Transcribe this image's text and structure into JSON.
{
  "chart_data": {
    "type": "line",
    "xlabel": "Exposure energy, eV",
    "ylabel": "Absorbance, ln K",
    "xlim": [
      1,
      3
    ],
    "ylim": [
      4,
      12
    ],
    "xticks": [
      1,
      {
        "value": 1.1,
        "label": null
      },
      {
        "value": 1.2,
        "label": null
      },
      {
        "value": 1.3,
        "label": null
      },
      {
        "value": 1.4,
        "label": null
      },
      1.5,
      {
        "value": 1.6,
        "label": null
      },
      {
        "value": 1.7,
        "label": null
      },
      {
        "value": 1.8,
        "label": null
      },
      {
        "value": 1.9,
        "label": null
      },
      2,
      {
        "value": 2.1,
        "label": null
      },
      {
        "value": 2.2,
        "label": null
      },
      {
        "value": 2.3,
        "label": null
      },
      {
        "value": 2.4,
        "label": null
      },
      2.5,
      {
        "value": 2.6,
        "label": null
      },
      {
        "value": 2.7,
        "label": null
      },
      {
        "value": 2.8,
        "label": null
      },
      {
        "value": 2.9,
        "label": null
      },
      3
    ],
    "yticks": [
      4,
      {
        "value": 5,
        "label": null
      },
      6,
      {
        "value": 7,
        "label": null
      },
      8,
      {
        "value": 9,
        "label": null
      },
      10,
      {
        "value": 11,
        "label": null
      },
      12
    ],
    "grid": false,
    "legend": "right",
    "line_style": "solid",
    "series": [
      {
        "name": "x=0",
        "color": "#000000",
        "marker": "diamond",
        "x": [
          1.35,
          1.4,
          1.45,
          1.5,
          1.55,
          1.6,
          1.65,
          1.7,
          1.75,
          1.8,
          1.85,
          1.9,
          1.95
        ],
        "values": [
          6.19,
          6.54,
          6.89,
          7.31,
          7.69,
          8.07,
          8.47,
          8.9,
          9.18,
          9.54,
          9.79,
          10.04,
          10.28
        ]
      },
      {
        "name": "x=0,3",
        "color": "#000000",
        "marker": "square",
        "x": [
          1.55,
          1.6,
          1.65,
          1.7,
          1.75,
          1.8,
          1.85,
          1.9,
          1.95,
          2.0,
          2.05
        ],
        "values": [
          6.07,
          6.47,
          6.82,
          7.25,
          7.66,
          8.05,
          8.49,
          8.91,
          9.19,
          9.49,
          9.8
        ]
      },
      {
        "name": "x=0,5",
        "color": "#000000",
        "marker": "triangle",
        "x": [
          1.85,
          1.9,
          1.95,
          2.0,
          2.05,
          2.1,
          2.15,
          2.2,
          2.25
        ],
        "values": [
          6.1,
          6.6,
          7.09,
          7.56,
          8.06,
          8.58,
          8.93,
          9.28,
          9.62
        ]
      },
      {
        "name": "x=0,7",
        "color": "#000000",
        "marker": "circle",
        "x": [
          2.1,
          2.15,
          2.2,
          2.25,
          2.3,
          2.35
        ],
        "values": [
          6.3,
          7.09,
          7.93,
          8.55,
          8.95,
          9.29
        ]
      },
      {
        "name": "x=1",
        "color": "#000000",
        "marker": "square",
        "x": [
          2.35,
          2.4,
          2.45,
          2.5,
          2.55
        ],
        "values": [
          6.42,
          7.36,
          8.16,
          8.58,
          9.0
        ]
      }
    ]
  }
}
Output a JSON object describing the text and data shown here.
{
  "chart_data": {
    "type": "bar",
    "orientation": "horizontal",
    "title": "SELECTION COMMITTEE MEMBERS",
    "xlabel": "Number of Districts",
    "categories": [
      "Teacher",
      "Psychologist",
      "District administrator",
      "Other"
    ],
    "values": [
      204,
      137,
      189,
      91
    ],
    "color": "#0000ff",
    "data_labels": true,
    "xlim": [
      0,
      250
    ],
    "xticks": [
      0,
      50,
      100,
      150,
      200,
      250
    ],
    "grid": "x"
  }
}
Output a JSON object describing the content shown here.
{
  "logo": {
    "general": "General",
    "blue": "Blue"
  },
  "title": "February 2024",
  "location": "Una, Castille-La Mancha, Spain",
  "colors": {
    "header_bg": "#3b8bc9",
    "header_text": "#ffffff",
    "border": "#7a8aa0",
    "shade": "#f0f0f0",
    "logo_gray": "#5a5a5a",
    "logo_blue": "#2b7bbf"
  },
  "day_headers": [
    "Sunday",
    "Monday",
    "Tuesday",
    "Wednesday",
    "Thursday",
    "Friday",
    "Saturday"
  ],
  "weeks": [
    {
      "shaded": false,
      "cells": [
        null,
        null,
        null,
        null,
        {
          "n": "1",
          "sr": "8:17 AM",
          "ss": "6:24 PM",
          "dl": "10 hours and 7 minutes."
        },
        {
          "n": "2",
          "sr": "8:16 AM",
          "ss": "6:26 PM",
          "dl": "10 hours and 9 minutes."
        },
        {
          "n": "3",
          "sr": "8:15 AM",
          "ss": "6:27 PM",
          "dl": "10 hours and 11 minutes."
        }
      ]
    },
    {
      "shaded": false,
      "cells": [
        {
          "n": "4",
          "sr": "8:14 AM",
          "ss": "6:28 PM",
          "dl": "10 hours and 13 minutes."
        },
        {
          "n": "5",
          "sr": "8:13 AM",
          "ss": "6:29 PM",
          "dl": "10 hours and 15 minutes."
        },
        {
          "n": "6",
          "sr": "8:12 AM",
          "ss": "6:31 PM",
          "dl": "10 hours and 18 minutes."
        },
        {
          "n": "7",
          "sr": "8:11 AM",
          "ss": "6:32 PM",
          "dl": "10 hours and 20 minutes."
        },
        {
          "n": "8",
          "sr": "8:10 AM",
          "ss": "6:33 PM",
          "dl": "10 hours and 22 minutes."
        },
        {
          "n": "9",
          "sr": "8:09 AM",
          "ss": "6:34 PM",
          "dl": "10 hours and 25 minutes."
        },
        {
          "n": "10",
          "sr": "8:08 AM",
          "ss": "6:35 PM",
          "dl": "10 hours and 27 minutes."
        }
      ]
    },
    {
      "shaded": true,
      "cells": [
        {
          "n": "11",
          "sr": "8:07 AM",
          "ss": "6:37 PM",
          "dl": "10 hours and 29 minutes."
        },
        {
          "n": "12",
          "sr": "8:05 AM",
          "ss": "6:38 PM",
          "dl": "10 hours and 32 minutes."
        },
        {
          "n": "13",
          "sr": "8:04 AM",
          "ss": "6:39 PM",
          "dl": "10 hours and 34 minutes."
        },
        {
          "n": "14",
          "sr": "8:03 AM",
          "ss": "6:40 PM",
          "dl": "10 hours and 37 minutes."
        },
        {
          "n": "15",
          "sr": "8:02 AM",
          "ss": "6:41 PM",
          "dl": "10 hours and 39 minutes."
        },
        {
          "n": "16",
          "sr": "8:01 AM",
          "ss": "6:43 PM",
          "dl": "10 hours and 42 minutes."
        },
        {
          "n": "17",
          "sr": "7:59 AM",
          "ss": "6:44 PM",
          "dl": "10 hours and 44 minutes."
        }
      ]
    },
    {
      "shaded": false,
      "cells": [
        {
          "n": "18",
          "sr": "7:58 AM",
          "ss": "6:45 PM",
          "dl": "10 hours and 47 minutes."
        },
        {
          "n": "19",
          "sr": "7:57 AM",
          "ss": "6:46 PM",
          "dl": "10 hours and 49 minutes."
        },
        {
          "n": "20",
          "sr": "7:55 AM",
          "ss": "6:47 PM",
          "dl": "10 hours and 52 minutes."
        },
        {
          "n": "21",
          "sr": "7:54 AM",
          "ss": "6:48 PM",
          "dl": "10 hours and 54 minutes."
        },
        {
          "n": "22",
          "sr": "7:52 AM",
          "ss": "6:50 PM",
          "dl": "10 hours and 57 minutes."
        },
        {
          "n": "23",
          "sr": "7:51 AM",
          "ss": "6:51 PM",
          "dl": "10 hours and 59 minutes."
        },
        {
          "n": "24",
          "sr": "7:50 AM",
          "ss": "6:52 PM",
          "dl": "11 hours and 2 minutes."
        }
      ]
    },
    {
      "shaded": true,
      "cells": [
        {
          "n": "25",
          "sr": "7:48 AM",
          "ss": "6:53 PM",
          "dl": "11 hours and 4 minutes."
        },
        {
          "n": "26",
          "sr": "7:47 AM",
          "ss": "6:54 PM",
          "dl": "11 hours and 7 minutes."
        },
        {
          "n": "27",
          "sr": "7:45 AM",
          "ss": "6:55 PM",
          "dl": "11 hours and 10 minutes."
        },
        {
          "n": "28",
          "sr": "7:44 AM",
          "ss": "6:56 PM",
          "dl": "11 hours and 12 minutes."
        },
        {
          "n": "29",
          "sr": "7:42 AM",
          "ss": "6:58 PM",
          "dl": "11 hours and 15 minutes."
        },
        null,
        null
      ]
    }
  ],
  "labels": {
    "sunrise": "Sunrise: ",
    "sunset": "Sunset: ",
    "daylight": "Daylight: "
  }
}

■ ■ ■ ■ ■

Go through the entries above and pull out each line with "JSON" in it.

Transcribe this image's text and structure into JSON.
Output a JSON object describing the text and data shown here.
Output a JSON object describing the content shown here.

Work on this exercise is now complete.